:: PASSAGE GIVEN

- The Saddest Tory
Ford Madox Ford has always been a shifting, elusive figure in the modernist group photo, difficult to take in at a glance. His centrality to Anglo-American modernism as novelist, critic, poet, and editor is not in doubt, but the multiplicity of his roles, the generic heterogeneity of his oeuvre, and the very longevity of his involvement with the modern movement have made him harder to categorize and evaluate than other figures of comparable eminence. In recent years, and especially since the publication of Max Saunders’s definitive biography in 1996, the terrain vague of Ford’s eclectic literary persona has been redeveloped as a happy hunting ground for the new modernist studies, with his activities as, for example, impressionist sociologist and wartime propagandist coming to join his editorship of the English Review and the transatlantic review as key quadrants in the enlarged map of modernism.1 Ford’s tetralogy about the First World War and its epiphenomena, described by William Carlos Williams as “the English prose masterpiece of their time,” is by no means uncharted territory in the same sense, either for scholars or for readers.2 But it has never existed before in a corrected [End Page 799] and annotated text, and Carcanet’s excellent four-volume edition paves the way for a new wave of reconsiderations of Ford’s postwar masterpiece.
This edition gives the reader of Parade’s End numerous advantages she has not previously enjoyed. At once the most obvious and the most easily overlooked of these is the division of the series into four separate volumes. This is of course how the novels were originally published between 1924 and 1928, but they have not been in print separately since 1948, so most contemporary readers will have ploughed through a single-volume omnibus edition as I did. Convenient in some ways, these editions omit Ford’s interesting dedicatory letters to each book and tend to obscure the formal autonomy of the individual novels, which were always designed to work as stand-alone units (unlike, for example, the volumes that make up In Search of Lost Time). The Carcanet edition also gives new options to undergraduate course designers wishing to represent the Tietjens novels on a syllabus without assigning the whole tetralogy.

::::

SHORT PROBLEM A:
Count the lines in the listing below that contain the string "percent". Reply with the number only.

:: TASK DATA

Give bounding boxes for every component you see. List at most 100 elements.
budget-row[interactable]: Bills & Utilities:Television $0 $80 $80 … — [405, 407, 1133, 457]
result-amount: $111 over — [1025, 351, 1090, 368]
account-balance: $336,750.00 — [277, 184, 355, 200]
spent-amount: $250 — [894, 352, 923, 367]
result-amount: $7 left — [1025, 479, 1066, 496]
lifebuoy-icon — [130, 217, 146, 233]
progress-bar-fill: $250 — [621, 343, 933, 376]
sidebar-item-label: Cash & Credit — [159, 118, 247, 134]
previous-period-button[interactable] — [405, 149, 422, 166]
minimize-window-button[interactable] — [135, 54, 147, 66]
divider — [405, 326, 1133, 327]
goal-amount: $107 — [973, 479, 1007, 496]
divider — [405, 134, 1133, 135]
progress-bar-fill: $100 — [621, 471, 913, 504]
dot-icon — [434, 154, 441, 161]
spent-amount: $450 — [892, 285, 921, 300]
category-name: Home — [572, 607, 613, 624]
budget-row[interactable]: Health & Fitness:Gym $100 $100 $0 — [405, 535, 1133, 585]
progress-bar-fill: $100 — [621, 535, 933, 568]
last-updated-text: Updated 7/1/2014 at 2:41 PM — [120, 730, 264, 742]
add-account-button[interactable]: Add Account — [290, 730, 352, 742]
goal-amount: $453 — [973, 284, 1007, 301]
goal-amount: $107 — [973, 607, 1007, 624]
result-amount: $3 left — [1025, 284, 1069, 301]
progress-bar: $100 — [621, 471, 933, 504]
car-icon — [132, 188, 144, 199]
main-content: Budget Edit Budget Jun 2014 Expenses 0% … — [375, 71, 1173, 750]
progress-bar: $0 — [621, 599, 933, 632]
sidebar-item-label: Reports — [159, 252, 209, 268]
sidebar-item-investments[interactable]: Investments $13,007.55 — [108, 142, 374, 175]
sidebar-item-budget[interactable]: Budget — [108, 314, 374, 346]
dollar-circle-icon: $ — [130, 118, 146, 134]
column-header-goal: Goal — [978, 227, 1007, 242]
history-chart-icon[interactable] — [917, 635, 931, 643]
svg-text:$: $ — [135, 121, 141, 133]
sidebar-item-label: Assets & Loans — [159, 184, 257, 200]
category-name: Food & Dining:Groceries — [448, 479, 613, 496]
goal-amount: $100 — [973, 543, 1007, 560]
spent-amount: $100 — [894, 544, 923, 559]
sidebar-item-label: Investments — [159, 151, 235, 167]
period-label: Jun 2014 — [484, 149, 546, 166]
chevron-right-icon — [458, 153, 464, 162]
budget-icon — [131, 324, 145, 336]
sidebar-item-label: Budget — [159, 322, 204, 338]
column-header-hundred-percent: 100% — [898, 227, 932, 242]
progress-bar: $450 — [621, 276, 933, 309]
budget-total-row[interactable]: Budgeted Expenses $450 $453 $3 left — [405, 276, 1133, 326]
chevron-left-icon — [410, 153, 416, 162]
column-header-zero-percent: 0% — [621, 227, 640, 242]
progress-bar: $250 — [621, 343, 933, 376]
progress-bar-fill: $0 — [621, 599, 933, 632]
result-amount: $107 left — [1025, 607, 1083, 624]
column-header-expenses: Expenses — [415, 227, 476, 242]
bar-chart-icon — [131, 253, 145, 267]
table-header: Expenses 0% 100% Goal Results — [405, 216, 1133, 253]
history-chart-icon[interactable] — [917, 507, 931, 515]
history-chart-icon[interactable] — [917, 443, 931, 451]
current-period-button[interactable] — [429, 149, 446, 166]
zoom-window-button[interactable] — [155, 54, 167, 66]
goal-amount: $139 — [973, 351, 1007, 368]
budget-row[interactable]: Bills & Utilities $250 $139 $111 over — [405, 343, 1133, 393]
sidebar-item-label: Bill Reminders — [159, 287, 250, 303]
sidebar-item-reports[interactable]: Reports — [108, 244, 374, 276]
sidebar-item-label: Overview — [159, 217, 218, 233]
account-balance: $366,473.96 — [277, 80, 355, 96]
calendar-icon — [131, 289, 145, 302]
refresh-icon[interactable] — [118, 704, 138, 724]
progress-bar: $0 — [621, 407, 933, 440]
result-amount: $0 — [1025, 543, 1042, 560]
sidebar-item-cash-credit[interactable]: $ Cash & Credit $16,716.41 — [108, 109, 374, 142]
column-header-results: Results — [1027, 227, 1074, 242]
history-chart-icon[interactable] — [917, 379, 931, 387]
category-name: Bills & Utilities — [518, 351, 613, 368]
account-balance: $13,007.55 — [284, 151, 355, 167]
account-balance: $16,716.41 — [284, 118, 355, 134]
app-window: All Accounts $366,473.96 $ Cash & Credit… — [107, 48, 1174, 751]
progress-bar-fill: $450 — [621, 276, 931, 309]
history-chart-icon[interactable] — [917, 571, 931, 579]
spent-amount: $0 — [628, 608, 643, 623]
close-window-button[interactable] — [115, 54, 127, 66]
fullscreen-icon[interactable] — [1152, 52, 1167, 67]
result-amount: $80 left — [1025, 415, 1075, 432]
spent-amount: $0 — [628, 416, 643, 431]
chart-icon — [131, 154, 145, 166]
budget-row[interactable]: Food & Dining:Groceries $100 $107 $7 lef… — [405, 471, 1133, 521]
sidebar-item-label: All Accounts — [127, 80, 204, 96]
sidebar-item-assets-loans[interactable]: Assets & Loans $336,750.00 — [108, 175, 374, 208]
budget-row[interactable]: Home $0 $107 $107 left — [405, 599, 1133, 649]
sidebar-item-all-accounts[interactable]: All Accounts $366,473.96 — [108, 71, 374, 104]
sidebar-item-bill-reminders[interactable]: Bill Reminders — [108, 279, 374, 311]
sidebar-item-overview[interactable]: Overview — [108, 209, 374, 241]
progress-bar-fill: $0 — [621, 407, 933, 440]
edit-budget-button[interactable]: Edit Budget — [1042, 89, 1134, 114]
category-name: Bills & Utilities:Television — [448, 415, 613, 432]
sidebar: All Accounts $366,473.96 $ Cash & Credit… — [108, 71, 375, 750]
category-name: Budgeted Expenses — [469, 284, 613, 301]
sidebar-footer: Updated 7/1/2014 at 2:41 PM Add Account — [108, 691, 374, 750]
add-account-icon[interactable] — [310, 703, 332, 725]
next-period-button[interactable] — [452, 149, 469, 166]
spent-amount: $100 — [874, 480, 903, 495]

::::

SHORT PROBLEM B:
According to the review above, in which years were the Parade's End novels first published?

EXERCISE SOLUTION A:
2

EXERCISE SOLUTION B:
Between 1924 and 1928.